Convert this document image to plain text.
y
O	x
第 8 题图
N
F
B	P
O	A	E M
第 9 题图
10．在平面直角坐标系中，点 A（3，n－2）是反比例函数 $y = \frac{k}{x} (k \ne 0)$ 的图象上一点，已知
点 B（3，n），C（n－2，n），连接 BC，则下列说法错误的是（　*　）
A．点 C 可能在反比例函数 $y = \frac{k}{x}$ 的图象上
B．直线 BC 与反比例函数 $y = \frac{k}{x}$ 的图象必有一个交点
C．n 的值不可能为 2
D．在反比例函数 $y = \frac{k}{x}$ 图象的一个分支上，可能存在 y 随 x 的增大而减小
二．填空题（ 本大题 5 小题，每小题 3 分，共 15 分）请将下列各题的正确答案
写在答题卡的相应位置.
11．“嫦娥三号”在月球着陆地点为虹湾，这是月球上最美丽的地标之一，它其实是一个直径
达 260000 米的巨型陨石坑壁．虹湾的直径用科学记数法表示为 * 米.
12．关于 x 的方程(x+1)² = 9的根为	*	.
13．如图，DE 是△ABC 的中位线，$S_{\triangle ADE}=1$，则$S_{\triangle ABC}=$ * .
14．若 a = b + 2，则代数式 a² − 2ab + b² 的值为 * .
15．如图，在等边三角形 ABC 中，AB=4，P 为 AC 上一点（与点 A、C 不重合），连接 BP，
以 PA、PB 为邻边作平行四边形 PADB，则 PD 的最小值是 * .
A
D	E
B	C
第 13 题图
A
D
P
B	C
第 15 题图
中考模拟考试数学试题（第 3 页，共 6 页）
____
* The exercise *
Give only the number of lines in the data that hold the string "frac".

* Task result *
4